Work to be completed:
Copy out every line of the records below verbatim, omitting the pictures.

Available records:

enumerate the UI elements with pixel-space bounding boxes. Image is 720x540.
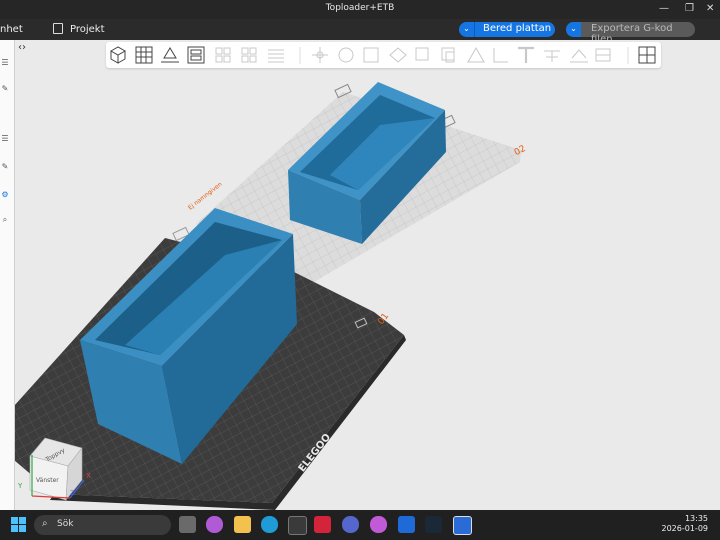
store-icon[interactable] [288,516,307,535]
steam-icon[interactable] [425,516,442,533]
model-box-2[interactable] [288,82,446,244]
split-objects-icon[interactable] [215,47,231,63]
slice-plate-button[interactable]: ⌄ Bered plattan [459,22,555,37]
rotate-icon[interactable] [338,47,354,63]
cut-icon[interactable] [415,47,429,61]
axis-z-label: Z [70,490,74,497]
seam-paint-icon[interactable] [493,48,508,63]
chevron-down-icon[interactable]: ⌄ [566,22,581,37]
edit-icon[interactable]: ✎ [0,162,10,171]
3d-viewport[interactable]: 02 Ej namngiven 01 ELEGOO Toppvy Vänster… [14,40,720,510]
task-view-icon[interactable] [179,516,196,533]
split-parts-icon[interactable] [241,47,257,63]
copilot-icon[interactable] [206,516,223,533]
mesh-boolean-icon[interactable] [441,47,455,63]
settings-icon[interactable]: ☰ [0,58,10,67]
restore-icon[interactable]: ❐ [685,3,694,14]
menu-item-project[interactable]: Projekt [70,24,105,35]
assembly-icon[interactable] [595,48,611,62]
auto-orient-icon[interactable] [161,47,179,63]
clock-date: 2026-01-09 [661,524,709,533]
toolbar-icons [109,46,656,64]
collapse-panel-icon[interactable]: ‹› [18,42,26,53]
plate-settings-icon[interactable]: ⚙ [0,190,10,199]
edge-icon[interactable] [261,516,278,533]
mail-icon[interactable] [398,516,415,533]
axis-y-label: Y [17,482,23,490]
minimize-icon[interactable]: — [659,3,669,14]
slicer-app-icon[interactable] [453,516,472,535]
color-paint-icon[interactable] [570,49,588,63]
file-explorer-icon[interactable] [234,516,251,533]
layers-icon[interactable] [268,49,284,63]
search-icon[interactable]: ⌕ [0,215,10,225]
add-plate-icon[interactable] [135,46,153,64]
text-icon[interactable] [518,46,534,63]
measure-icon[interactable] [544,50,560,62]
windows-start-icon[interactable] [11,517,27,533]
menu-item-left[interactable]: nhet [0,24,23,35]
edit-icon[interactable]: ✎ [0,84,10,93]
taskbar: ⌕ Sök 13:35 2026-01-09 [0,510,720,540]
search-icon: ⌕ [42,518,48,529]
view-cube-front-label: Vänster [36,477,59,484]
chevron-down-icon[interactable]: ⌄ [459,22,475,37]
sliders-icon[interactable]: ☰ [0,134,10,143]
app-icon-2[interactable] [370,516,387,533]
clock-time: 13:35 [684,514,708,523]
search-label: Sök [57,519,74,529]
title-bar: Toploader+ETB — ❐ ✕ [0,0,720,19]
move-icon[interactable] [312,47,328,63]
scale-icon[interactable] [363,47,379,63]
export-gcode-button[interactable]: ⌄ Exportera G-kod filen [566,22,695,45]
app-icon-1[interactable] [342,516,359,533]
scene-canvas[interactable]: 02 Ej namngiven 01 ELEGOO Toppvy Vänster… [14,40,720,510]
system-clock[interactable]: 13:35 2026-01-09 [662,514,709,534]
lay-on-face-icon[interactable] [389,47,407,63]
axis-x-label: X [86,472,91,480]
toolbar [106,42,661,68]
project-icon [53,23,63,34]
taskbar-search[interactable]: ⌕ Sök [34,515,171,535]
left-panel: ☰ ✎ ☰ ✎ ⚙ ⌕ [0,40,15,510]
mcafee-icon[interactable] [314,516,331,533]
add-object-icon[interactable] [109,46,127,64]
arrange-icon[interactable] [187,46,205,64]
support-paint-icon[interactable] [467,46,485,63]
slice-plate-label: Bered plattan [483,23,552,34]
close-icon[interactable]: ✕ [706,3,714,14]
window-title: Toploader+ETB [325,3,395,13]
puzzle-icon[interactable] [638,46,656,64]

The result:
enumerate the UI elements with pixel-space bounding boxes. Image is 720x540.
store-icon[interactable] [288,516,307,535]
steam-icon[interactable] [425,516,442,533]
model-box-2[interactable] [288,82,446,244]
split-objects-icon[interactable] [215,47,231,63]
slice-plate-button[interactable]: ⌄ Bered plattan [459,22,555,37]
rotate-icon[interactable] [338,47,354,63]
cut-icon[interactable] [415,47,429,61]
axis-z-label: Z [70,490,74,497]
seam-paint-icon[interactable] [493,48,508,63]
chevron-down-icon[interactable]: ⌄ [566,22,581,37]
edit-icon[interactable]: ✎ [0,162,10,171]
3d-viewport[interactable]: 02 Ej namngiven 01 ELEGOO Toppvy Vänster… [14,40,720,510]
task-view-icon[interactable] [179,516,196,533]
split-parts-icon[interactable] [241,47,257,63]
copilot-icon[interactable] [206,516,223,533]
mesh-boolean-icon[interactable] [441,47,455,63]
settings-icon[interactable]: ☰ [0,58,10,67]
restore-icon[interactable]: ❐ [685,3,694,14]
menu-item-project[interactable]: Projekt [70,24,105,35]
assembly-icon[interactable] [595,48,611,62]
auto-orient-icon[interactable] [161,47,179,63]
clock-date: 2026-01-09 [661,524,709,533]
toolbar-icons [109,46,656,64]
collapse-panel-icon[interactable]: ‹› [18,42,26,53]
plate-settings-icon[interactable]: ⚙ [0,190,10,199]
edge-icon[interactable] [261,516,278,533]
mail-icon[interactable] [398,516,415,533]
axis-y-label: Y [17,482,23,490]
minimize-icon[interactable]: — [659,3,669,14]
slicer-app-icon[interactable] [453,516,472,535]
color-paint-icon[interactable] [570,49,588,63]
file-explorer-icon[interactable] [234,516,251,533]
layers-icon[interactable] [268,49,284,63]
search-icon[interactable]: ⌕ [0,215,10,225]
add-plate-icon[interactable] [135,46,153,64]
text-icon[interactable] [518,46,534,63]
measure-icon[interactable] [544,50,560,62]
windows-start-icon[interactable] [11,517,27,533]
menu-item-left[interactable]: nhet [0,24,23,35]
edit-icon[interactable]: ✎ [0,84,10,93]
taskbar: ⌕ Sök 13:35 2026-01-09 [0,510,720,540]
search-icon: ⌕ [42,518,48,529]
view-cube-front-label: Vänster [36,477,59,484]
chevron-down-icon[interactable]: ⌄ [459,22,475,37]
sliders-icon[interactable]: ☰ [0,134,10,143]
app-icon-2[interactable] [370,516,387,533]
clock-time: 13:35 [684,514,708,523]
search-label: Sök [57,519,74,529]
title-bar: Toploader+ETB — ❐ ✕ [0,0,720,19]
move-icon[interactable] [312,47,328,63]
scale-icon[interactable] [363,47,379,63]
export-gcode-button[interactable]: ⌄ Exportera G-kod filen [566,22,695,45]
app-icon-1[interactable] [342,516,359,533]
scene-canvas[interactable]: 02 Ej namngiven 01 ELEGOO Toppvy Vänster… [14,40,720,510]
system-clock[interactable]: 13:35 2026-01-09 [662,514,709,534]
lay-on-face-icon[interactable] [389,47,407,63]
axis-x-label: X [86,472,91,480]
toolbar [106,42,661,68]
project-icon [53,23,63,34]
taskbar-search[interactable]: ⌕ Sök [34,515,171,535]
left-panel: ☰ ✎ ☰ ✎ ⚙ ⌕ [0,40,15,510]
mcafee-icon[interactable] [314,516,331,533]
add-object-icon[interactable] [109,46,127,64]
arrange-icon[interactable] [187,46,205,64]
support-paint-icon[interactable] [467,46,485,63]
slice-plate-label: Bered plattan [483,23,552,34]
close-icon[interactable]: ✕ [706,3,714,14]
window-title: Toploader+ETB [325,3,395,13]
puzzle-icon[interactable] [638,46,656,64]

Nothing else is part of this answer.